• **INSTRUCTIONS TO FOLLOW**
Lines containing the word "items" are to be located and copied.

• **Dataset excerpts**
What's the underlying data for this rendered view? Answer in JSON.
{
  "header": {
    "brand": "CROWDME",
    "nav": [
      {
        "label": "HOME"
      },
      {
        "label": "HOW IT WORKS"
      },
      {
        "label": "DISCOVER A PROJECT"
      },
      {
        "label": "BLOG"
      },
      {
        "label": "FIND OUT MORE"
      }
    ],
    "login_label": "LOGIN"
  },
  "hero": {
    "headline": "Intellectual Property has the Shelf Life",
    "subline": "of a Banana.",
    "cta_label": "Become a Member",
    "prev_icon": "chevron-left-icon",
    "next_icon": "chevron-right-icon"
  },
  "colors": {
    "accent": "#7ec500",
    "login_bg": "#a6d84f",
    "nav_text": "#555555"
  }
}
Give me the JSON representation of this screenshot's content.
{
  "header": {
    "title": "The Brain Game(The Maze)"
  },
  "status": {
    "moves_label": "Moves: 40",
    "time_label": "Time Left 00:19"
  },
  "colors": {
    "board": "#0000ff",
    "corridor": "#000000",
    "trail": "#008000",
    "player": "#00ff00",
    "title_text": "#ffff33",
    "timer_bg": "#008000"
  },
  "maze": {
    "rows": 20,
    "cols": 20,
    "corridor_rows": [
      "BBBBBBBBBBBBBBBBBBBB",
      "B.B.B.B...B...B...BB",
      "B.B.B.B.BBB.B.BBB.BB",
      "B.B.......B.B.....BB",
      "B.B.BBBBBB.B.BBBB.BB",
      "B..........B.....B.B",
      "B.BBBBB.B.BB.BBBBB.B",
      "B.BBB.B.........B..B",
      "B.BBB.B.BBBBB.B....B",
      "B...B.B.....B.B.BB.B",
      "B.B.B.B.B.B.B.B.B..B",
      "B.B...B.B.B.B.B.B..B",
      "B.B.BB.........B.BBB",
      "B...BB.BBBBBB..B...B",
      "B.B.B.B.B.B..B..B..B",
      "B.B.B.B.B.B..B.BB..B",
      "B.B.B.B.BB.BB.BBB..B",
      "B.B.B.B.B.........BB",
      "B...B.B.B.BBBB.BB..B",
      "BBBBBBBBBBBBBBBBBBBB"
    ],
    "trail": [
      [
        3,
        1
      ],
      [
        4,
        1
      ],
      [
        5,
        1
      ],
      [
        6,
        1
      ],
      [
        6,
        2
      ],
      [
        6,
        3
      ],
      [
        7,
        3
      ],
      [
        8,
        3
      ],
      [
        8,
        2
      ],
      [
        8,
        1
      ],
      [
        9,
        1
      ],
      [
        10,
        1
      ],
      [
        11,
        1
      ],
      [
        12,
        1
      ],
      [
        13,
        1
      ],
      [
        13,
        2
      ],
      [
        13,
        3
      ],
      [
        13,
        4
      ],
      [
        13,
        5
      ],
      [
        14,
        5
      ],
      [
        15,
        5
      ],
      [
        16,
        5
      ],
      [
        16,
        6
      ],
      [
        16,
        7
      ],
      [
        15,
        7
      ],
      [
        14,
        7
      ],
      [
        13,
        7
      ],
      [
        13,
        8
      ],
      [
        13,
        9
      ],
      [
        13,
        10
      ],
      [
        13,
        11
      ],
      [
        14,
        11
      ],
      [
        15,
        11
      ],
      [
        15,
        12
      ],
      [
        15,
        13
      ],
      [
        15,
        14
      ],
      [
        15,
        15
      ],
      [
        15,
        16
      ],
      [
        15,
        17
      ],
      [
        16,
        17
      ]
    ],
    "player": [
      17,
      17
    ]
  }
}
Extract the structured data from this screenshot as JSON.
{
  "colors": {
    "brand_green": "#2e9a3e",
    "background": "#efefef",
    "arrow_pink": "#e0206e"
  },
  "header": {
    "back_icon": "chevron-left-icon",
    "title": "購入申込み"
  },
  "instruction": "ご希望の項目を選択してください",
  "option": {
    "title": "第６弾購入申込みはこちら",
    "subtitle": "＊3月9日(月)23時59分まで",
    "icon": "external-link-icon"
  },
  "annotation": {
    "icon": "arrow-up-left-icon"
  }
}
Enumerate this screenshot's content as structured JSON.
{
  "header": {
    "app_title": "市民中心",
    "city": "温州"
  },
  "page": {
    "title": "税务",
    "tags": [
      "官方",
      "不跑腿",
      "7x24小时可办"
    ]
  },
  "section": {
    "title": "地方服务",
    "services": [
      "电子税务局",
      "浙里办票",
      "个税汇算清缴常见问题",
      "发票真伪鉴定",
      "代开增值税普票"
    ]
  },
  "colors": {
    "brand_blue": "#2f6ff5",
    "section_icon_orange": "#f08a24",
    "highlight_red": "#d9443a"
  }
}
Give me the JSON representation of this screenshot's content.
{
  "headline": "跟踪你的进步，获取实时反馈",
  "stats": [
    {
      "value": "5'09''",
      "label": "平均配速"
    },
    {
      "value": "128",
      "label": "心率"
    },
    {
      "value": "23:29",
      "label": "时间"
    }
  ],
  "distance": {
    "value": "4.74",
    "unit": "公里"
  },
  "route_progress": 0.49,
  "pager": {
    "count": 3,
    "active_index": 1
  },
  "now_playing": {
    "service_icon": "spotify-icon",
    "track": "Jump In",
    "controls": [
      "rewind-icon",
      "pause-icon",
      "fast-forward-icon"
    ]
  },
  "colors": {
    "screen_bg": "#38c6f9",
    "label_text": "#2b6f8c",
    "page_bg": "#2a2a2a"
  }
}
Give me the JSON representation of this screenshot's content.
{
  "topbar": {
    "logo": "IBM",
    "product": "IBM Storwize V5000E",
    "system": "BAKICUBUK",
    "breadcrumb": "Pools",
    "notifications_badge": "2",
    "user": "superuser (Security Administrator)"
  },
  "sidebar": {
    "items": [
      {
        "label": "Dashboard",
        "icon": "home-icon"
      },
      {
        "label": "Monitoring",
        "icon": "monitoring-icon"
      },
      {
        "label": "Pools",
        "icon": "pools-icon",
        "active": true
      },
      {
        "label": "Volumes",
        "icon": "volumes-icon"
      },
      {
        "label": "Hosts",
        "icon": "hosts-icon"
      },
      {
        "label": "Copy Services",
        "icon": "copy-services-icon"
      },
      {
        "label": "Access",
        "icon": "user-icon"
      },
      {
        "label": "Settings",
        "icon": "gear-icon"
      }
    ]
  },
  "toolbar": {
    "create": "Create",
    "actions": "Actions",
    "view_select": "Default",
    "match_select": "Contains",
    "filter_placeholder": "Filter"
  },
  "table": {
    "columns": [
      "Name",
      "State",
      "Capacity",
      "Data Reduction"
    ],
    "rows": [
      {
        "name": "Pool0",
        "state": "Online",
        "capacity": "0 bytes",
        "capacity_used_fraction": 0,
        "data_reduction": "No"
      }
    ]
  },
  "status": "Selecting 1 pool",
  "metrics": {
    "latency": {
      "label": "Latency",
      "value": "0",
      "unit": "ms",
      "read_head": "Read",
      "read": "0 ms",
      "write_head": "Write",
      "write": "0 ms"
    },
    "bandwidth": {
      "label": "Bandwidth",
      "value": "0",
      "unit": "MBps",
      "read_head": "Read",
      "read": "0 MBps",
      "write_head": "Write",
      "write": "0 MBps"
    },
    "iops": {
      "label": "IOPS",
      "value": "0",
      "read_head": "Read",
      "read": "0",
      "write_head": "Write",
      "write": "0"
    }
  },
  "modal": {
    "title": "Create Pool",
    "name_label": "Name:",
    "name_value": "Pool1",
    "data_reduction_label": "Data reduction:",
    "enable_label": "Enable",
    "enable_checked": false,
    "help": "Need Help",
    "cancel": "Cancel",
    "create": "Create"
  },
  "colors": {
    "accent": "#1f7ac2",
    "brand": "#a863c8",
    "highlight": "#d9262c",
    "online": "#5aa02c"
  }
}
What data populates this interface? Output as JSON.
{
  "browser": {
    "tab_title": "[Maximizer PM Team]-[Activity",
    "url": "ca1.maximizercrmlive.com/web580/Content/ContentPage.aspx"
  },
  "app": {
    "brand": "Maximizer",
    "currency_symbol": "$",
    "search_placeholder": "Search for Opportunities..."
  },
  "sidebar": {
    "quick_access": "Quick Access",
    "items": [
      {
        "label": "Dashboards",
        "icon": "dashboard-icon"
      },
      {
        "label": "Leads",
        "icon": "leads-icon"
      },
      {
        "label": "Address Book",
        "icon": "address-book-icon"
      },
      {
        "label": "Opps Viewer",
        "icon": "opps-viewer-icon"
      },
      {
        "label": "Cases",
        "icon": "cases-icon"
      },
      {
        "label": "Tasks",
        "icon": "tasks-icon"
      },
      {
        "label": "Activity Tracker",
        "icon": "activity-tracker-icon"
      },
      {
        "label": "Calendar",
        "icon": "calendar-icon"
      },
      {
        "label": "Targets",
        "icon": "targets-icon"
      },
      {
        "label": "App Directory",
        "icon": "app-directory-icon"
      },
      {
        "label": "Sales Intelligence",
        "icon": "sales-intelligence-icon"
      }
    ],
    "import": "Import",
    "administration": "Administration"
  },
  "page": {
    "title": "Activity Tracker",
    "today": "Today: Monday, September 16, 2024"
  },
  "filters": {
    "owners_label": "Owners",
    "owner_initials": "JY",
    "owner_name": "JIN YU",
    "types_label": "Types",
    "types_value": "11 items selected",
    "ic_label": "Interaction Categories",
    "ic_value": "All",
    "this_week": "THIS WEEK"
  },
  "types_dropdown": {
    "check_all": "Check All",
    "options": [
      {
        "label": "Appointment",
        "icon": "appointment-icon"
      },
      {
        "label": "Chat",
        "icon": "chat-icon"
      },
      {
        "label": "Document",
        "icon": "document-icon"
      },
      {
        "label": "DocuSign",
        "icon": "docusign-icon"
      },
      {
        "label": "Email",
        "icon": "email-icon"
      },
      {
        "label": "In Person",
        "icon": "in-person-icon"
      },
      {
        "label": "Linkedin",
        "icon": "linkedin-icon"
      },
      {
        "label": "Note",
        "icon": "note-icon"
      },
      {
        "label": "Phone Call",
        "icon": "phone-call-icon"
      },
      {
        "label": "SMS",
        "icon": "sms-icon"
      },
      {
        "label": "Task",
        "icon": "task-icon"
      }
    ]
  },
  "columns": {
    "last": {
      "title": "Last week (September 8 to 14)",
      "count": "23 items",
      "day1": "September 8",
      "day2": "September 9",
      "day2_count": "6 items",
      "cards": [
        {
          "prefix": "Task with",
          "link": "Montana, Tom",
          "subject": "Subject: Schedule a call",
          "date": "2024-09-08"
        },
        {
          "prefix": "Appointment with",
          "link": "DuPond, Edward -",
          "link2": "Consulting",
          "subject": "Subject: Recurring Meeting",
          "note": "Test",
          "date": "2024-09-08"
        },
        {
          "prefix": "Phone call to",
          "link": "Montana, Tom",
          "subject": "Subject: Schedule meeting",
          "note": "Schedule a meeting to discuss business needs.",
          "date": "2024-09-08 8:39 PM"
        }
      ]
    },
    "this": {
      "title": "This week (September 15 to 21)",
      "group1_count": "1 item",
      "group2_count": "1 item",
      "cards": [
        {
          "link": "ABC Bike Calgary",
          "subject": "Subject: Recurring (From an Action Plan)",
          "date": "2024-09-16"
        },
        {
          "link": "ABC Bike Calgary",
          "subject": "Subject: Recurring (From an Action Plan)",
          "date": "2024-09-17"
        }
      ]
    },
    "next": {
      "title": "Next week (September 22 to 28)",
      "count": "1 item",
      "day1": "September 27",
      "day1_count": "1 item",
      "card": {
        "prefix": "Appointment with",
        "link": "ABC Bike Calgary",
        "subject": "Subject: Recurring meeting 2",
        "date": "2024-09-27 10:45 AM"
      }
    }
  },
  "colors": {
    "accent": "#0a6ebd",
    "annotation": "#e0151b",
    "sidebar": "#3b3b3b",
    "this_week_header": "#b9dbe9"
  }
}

• **THE SOLUTION**
    "items": [
    "items": [
    "types_value": "11 items selected",
      "count": "23 items",
      "day2_count": "6 items",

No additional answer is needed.